(REQUIRED TASK) Copy out the lines that have "young" in them.

(Data excerpts)
===============
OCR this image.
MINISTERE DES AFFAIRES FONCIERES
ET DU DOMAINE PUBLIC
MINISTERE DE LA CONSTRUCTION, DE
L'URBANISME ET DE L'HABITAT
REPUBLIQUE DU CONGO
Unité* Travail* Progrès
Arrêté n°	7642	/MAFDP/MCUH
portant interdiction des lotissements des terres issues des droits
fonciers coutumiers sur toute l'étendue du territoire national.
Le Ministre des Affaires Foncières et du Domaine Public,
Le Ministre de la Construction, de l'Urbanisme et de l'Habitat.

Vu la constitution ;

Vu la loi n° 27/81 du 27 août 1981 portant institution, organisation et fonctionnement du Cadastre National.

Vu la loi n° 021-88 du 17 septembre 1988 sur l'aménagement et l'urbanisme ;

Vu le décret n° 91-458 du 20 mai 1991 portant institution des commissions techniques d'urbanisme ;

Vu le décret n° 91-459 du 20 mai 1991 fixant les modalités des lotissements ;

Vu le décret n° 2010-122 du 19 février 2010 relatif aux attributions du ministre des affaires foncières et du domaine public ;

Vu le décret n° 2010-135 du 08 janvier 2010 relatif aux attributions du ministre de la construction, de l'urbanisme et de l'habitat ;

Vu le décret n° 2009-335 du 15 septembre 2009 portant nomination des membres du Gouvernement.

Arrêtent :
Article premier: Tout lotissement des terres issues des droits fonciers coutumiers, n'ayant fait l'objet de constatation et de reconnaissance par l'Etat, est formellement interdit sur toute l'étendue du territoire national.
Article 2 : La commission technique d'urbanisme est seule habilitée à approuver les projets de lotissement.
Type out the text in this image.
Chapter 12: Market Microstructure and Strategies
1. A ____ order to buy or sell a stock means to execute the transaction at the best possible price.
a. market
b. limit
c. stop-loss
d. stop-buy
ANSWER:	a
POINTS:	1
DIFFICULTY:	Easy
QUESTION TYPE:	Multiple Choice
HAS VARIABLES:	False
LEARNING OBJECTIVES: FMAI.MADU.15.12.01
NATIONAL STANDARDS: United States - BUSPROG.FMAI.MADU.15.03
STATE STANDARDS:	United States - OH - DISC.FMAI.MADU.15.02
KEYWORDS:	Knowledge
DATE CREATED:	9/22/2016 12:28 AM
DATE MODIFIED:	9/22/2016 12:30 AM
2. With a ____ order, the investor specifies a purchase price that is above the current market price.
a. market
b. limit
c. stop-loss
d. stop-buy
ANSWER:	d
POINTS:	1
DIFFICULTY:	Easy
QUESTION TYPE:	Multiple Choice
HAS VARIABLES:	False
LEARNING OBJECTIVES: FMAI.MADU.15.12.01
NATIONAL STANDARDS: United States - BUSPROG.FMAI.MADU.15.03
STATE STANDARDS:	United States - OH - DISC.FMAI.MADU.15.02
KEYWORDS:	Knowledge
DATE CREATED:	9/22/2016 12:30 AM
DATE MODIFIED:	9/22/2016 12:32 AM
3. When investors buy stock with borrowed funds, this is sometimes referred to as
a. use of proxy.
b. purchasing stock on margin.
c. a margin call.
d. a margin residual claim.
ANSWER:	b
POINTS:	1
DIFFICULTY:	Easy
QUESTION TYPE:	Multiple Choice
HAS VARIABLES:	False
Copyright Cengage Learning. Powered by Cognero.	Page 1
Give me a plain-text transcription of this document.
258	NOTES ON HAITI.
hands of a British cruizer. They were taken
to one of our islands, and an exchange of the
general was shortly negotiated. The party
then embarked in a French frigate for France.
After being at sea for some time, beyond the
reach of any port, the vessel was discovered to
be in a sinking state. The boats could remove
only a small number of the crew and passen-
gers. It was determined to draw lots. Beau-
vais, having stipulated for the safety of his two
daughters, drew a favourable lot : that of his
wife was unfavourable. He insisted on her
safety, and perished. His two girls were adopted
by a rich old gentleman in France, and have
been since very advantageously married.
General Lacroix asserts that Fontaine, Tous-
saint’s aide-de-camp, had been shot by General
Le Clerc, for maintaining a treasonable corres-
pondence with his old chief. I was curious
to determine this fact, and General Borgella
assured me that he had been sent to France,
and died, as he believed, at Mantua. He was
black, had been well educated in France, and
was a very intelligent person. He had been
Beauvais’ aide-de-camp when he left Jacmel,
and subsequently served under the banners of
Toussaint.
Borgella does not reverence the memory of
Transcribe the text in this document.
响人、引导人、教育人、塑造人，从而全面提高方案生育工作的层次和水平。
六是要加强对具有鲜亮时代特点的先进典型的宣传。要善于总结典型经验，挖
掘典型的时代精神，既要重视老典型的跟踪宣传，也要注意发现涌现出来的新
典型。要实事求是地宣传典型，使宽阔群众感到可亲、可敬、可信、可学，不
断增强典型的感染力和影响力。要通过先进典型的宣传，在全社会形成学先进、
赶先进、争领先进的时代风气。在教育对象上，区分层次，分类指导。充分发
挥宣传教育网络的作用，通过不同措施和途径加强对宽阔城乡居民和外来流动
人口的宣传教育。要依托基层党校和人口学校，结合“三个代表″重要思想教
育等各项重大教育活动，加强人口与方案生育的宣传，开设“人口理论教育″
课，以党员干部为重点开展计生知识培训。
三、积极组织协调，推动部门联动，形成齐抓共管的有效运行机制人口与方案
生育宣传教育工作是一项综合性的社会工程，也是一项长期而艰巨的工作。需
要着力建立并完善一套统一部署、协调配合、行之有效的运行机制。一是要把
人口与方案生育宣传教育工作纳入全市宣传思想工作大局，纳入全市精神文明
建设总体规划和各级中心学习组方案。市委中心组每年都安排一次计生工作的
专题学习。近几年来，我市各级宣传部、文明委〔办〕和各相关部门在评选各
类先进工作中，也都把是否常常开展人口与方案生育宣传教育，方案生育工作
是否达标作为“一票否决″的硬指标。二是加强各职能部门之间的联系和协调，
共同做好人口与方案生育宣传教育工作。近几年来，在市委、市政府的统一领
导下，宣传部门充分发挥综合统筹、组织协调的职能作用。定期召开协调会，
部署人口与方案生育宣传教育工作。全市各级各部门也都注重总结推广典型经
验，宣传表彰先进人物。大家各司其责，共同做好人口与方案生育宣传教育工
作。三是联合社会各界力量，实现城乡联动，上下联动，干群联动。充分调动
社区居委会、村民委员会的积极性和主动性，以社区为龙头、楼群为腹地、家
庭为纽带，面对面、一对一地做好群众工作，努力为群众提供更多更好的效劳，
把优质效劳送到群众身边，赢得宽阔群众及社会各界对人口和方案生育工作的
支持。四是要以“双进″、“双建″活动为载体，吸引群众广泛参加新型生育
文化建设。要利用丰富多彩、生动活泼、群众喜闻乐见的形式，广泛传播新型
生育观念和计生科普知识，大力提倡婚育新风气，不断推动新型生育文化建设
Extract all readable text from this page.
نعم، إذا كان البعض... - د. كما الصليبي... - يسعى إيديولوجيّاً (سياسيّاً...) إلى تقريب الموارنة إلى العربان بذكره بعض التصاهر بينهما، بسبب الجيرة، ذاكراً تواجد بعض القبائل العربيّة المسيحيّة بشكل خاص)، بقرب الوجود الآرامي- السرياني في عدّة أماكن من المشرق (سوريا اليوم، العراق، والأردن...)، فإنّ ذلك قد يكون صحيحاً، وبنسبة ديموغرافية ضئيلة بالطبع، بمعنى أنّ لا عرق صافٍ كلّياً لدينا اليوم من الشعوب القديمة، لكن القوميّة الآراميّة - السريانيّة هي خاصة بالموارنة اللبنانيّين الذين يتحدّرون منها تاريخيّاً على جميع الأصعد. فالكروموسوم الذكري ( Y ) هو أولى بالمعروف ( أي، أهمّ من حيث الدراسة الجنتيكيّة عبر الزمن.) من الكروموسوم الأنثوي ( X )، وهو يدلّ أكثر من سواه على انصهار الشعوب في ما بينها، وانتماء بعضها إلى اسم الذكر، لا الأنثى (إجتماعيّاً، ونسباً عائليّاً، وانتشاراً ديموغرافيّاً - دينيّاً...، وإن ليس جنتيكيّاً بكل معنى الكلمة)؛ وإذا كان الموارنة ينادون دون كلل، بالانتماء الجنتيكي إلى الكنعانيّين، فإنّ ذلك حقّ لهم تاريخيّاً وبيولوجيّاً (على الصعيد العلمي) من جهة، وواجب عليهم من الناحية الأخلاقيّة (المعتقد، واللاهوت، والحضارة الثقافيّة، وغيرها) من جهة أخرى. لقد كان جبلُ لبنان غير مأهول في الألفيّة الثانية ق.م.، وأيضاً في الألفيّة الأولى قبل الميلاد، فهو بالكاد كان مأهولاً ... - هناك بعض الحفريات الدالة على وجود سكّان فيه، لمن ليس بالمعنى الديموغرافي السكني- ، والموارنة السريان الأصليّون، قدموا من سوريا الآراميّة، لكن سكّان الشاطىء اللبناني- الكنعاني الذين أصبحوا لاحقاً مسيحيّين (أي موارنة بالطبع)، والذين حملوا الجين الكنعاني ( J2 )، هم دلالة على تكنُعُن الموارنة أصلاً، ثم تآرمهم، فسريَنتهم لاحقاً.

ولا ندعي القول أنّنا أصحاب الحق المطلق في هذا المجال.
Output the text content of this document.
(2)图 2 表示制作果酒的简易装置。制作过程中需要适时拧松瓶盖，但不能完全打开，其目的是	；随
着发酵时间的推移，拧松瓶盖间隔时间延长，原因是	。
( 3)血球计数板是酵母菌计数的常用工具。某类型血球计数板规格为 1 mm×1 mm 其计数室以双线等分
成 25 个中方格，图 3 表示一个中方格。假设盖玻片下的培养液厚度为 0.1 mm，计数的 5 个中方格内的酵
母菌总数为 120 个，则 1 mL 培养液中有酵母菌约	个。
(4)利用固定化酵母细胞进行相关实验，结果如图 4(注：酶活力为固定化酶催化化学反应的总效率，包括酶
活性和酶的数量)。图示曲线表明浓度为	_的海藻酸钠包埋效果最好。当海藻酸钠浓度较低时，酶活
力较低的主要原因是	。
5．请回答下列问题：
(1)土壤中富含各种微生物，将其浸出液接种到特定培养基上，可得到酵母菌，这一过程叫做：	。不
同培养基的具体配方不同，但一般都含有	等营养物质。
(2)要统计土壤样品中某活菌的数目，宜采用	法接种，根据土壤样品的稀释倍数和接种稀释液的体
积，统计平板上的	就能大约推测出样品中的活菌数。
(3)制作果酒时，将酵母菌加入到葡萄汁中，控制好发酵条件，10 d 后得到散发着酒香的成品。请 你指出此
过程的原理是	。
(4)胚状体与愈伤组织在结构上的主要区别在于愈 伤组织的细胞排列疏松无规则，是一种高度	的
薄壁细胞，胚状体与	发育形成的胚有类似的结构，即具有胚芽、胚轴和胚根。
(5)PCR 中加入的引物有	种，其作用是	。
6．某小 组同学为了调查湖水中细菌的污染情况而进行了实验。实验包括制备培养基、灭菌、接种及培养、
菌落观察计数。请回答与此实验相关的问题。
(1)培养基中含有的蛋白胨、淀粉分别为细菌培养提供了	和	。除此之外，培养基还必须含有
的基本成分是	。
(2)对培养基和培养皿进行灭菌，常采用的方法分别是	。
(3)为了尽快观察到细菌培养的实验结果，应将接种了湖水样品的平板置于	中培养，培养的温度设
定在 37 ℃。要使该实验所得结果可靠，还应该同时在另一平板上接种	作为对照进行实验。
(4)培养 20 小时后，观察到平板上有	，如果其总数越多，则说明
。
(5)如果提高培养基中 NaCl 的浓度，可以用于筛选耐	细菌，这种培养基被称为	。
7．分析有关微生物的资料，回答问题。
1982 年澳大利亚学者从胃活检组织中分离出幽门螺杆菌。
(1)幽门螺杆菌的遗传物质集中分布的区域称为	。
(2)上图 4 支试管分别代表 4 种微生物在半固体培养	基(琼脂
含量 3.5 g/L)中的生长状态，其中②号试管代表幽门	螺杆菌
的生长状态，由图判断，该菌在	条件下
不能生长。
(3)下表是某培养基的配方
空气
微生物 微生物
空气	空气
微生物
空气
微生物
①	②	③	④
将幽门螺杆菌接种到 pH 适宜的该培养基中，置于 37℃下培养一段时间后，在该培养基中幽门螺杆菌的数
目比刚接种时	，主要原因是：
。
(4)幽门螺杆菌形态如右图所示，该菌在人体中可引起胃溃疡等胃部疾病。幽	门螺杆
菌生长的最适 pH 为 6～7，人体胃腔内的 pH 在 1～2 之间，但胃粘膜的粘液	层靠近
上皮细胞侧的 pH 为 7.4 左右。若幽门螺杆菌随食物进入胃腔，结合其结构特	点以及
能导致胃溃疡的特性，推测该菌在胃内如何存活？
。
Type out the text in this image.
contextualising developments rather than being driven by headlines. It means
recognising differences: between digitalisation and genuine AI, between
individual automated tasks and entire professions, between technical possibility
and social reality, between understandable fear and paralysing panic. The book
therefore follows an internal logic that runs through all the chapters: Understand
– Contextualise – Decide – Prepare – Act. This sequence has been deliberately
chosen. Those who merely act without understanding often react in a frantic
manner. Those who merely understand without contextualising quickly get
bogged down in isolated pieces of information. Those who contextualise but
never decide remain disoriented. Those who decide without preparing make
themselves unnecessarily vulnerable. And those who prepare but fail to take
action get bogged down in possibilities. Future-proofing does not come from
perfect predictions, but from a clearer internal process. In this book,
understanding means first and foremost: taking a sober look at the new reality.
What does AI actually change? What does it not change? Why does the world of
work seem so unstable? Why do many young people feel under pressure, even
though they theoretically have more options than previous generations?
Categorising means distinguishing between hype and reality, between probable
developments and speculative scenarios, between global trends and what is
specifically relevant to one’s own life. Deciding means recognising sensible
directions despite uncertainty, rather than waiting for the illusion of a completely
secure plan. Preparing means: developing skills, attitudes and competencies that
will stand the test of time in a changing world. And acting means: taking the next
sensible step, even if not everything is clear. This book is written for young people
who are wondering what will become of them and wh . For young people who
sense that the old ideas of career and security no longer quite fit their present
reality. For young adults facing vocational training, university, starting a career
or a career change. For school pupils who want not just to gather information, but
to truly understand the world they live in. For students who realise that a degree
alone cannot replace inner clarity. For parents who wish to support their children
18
===============
(WRITTEN RESPONSE)
work seem so unstable? Why do many young people feel under pressure, even
sensible step, even if not everything is clear. This book is written for young people
who are wondering what will become of them and wh . For young people who
reality. For young adults facing vocational training, university, starting a career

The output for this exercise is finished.